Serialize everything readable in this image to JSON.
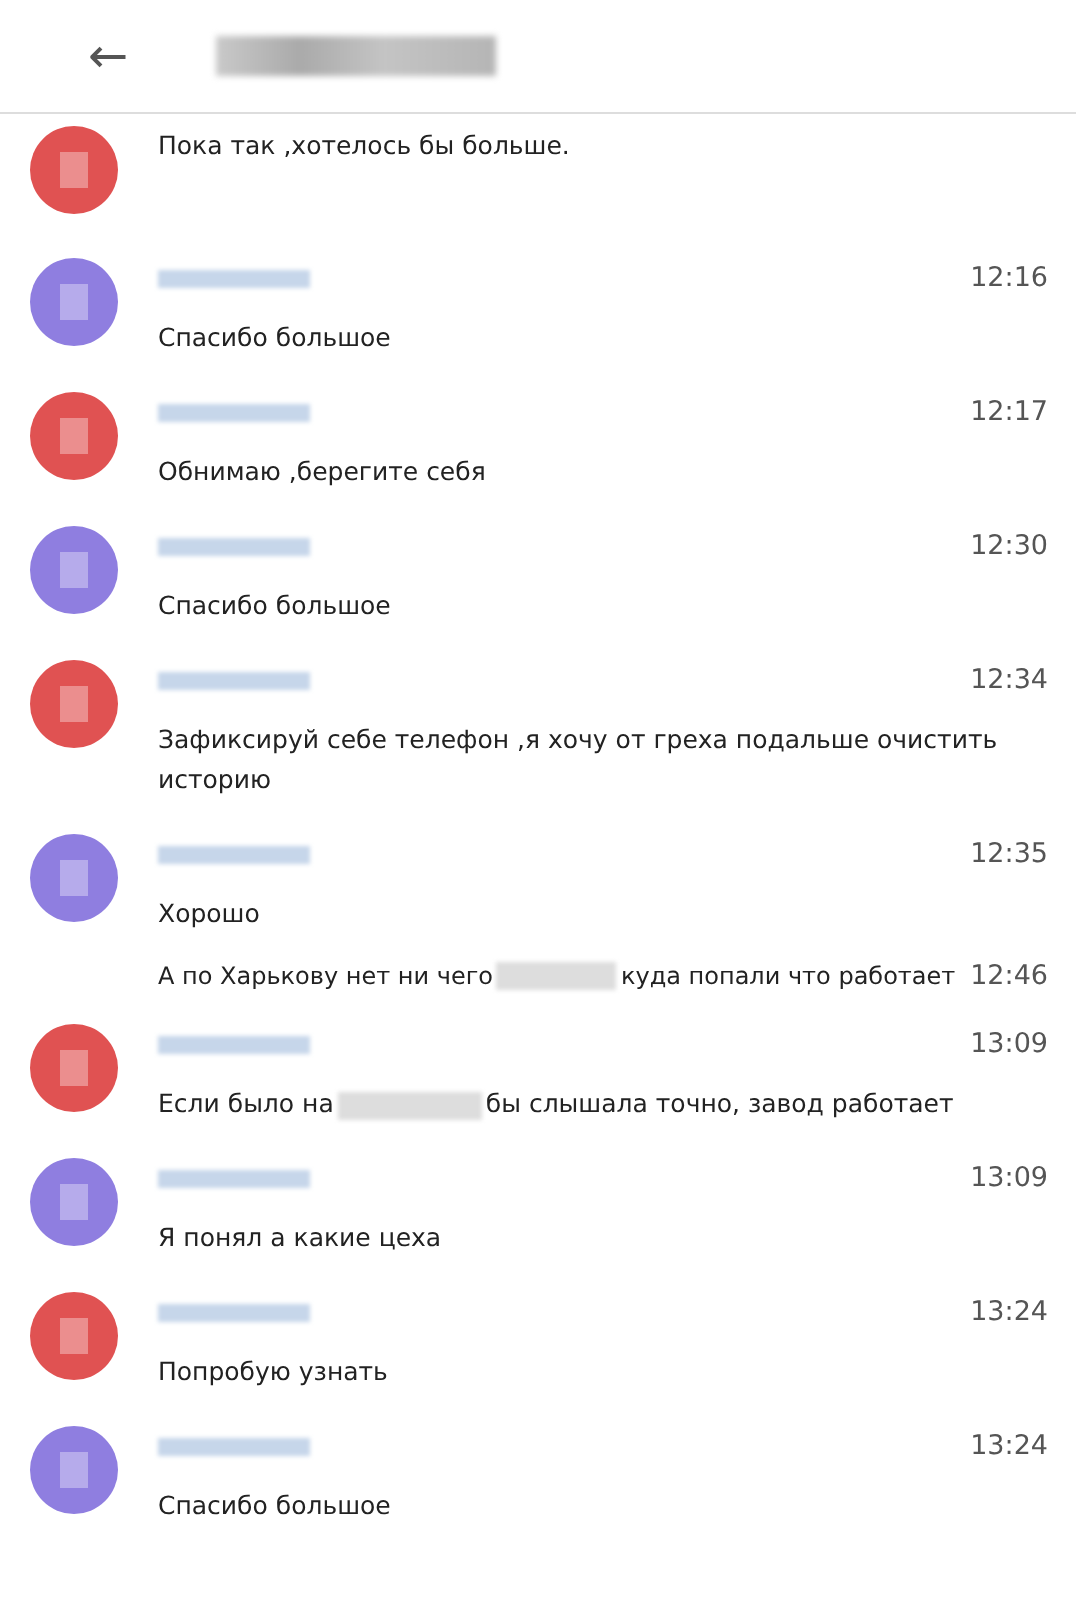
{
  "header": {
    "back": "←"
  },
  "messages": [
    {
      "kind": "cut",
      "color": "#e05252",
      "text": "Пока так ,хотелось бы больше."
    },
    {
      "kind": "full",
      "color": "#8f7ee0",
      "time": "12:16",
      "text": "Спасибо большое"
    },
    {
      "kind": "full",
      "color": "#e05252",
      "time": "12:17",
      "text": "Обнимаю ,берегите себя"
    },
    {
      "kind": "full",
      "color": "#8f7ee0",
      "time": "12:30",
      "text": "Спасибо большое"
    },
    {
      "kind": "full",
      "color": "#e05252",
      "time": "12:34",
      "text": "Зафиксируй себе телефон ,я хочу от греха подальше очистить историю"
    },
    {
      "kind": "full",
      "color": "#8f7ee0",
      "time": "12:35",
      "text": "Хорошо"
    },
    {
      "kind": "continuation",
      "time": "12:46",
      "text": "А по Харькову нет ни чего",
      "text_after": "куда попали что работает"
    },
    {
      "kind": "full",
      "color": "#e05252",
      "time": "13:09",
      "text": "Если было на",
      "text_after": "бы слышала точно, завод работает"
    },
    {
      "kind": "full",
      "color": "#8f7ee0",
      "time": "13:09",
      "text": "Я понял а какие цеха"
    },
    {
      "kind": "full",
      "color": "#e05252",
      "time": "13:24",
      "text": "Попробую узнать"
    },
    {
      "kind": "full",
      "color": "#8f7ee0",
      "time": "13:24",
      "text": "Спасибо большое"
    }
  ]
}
━━━━━━
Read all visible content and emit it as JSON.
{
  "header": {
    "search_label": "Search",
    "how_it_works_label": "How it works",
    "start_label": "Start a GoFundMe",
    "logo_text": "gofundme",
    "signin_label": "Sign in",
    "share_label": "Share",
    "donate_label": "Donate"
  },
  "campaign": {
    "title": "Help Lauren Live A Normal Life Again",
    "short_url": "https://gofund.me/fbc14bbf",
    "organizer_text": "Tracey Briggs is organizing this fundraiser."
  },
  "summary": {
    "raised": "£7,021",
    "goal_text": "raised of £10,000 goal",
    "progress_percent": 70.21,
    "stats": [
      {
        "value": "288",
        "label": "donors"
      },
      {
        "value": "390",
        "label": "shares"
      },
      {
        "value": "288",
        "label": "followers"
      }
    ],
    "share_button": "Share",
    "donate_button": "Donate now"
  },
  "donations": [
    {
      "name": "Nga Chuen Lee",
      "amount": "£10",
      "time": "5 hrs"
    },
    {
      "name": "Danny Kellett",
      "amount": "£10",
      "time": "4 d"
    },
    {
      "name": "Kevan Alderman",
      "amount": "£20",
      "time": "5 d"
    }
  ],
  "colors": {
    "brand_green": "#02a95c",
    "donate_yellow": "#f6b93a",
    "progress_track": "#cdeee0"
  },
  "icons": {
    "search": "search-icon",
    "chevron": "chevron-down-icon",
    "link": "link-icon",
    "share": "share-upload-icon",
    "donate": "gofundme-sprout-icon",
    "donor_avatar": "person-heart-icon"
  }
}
━━━━━━
**What the task asks**
List the lines that contain the word "name".

**The answer**
      "name": "Nga Chuen Lee",
      "name": "Danny Kellett",
      "name": "Kevan Alderman",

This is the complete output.